::: RECORDS PROVIDED

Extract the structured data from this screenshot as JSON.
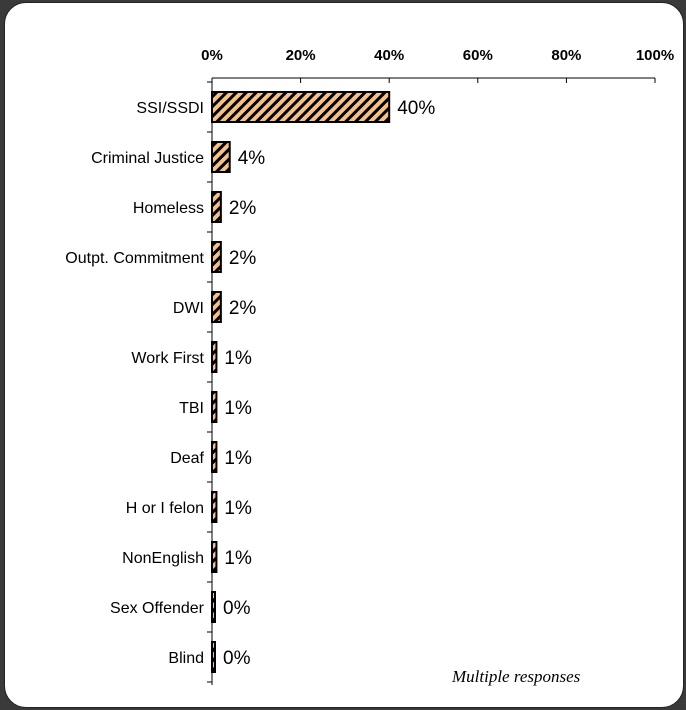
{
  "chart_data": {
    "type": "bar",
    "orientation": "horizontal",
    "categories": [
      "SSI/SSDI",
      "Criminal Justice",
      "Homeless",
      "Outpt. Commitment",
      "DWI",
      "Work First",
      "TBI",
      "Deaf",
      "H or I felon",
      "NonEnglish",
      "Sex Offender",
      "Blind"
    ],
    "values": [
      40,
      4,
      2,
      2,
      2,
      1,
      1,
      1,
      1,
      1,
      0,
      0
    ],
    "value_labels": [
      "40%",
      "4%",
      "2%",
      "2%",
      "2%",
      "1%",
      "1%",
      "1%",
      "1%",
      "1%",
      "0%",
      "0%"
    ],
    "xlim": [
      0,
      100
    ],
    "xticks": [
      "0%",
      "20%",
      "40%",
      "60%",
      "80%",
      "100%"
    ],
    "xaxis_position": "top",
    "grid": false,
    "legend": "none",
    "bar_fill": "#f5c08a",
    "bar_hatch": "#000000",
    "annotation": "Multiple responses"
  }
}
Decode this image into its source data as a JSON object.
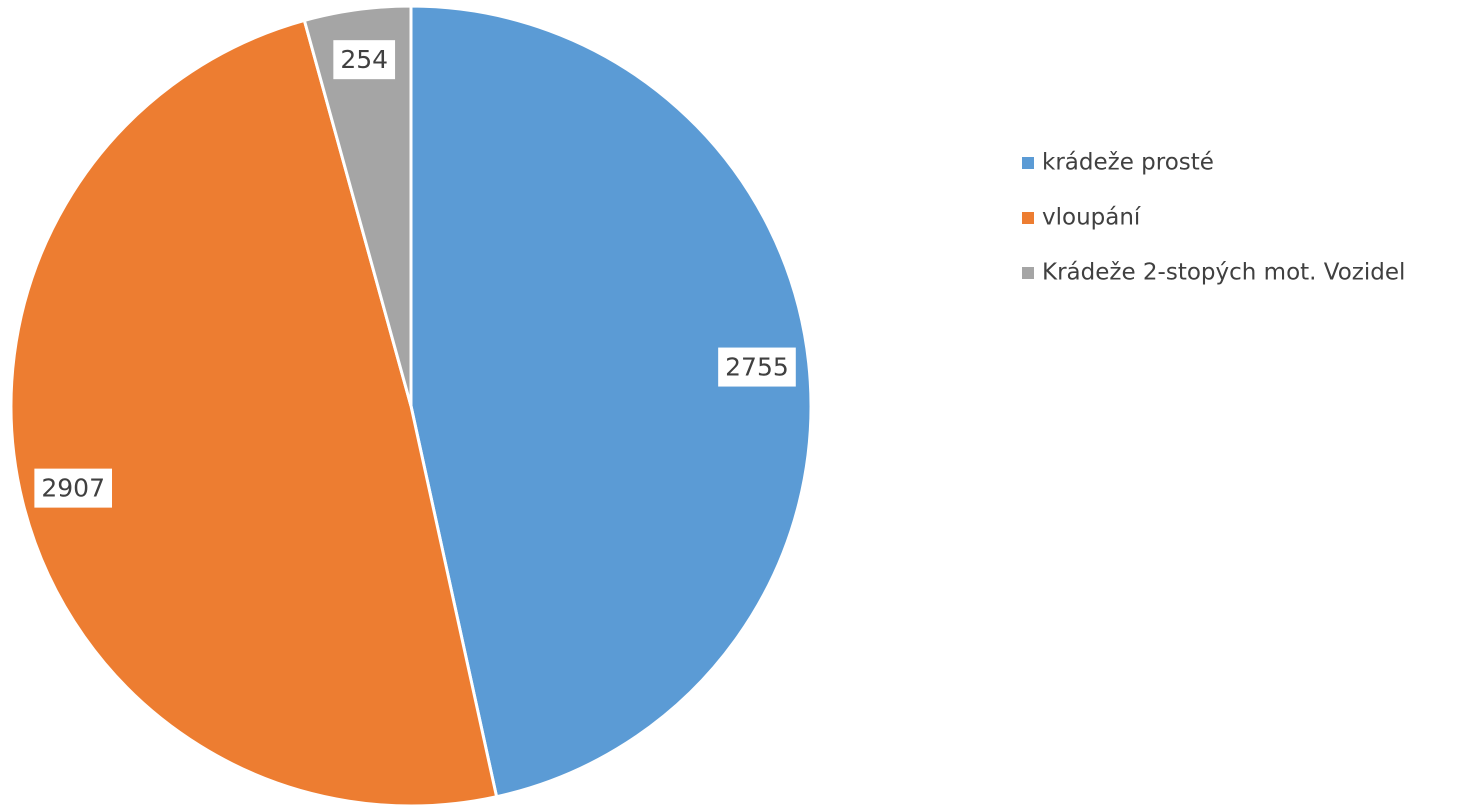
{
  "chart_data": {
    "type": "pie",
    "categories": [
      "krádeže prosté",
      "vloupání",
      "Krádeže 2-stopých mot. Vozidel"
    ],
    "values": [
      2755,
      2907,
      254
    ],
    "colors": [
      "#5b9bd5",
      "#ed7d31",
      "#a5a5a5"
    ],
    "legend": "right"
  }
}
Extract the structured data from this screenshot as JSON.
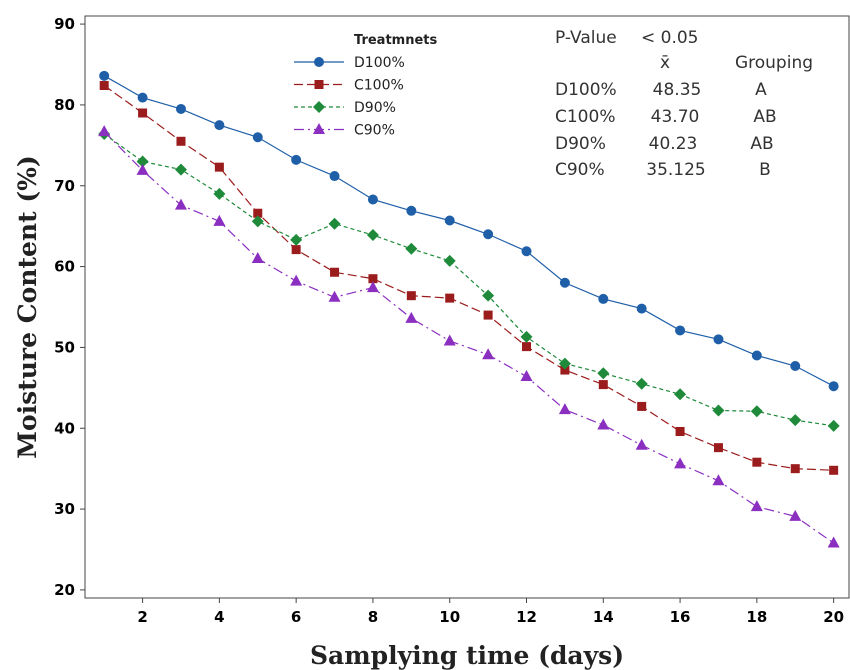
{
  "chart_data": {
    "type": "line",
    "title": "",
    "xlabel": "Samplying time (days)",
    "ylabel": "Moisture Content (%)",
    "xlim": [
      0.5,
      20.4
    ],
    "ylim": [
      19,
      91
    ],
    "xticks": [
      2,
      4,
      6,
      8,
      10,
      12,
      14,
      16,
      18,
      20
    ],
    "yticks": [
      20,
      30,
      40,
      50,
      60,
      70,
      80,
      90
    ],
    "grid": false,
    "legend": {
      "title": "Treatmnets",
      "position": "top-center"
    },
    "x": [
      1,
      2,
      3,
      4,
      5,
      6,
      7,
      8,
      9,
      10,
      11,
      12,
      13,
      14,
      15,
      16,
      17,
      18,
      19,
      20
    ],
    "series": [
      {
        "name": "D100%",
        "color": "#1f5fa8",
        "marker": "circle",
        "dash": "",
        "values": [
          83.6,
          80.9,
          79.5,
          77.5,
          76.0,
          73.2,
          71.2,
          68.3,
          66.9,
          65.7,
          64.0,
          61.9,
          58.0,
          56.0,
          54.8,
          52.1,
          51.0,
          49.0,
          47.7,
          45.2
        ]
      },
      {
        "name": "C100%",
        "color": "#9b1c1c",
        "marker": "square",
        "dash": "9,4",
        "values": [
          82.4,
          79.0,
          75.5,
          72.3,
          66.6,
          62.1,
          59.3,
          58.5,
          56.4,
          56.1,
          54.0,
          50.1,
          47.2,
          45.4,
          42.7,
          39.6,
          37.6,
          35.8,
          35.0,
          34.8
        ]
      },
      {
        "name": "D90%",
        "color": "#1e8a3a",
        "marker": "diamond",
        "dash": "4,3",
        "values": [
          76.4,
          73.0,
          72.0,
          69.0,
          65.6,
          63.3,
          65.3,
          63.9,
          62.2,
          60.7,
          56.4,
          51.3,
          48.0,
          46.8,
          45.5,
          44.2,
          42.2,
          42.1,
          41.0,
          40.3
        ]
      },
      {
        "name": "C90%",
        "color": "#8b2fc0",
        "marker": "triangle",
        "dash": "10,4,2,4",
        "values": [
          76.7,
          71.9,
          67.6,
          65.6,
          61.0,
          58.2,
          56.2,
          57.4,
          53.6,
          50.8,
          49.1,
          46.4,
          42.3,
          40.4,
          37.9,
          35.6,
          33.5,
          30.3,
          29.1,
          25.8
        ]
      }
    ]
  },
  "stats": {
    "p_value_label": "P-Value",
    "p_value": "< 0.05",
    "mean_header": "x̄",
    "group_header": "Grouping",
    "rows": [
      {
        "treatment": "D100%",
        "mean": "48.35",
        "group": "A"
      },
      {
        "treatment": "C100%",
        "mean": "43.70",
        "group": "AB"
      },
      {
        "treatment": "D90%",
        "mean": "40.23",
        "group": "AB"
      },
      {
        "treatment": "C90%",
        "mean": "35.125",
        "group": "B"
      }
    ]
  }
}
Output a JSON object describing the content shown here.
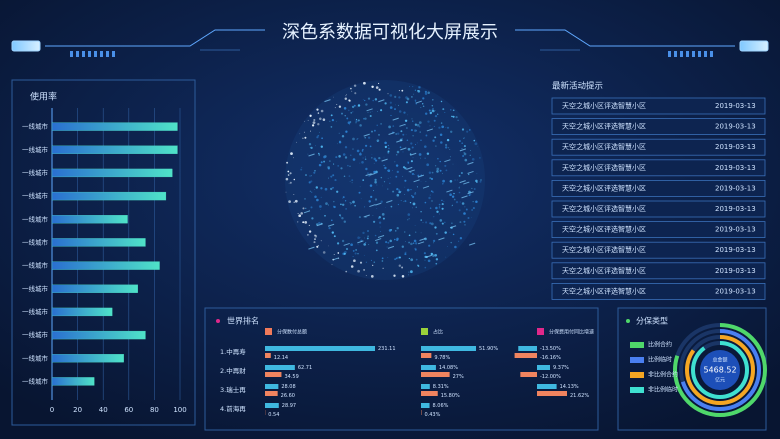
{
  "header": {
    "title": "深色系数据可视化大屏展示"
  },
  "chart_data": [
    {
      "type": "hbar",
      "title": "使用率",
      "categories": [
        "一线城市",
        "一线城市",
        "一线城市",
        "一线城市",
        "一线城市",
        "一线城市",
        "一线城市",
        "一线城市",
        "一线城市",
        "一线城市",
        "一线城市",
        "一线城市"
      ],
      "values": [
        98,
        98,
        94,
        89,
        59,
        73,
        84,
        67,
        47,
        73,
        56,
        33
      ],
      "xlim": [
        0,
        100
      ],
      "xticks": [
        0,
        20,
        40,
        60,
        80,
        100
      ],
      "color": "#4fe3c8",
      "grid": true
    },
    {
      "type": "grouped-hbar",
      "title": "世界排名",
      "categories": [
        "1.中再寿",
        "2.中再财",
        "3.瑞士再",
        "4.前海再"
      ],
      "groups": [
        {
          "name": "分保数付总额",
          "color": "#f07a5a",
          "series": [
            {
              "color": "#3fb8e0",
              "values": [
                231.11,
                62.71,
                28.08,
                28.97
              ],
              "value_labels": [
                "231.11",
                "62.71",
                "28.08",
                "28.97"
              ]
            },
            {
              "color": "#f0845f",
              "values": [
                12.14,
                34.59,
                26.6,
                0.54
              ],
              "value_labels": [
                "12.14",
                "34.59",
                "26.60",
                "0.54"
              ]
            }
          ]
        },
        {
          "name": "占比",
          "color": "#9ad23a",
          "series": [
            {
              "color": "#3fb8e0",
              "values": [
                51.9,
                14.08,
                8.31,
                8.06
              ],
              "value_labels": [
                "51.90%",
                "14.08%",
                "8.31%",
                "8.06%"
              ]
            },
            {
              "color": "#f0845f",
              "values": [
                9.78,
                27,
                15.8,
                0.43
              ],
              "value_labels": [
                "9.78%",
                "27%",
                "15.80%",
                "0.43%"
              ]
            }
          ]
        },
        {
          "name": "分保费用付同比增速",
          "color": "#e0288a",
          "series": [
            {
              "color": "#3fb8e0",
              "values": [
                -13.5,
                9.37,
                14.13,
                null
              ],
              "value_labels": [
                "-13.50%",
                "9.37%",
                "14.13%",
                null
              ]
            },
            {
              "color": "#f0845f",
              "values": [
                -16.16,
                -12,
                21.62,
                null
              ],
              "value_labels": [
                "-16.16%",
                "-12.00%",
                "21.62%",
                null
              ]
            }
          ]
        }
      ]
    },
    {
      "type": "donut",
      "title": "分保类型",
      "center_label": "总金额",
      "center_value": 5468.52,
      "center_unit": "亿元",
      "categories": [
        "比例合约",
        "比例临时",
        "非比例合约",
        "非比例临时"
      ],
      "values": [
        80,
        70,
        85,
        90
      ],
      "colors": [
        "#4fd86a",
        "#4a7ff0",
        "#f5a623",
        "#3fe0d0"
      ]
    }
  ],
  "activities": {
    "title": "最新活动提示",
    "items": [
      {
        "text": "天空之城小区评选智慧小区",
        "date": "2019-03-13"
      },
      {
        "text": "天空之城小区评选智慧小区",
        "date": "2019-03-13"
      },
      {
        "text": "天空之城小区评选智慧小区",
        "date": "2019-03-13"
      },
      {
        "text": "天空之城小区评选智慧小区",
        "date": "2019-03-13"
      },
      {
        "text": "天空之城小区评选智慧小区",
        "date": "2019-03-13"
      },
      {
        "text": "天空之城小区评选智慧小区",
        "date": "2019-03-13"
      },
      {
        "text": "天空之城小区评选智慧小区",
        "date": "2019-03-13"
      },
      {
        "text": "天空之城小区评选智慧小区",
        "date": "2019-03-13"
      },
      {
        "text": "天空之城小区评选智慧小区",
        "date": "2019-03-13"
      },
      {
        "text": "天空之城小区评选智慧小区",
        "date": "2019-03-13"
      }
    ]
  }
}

::::::

_WHAT NEEDS TO BE DONE:_
Reply with one number only: the count of lines in the entries that contain "JSON".

_THE OUTPUT:_
4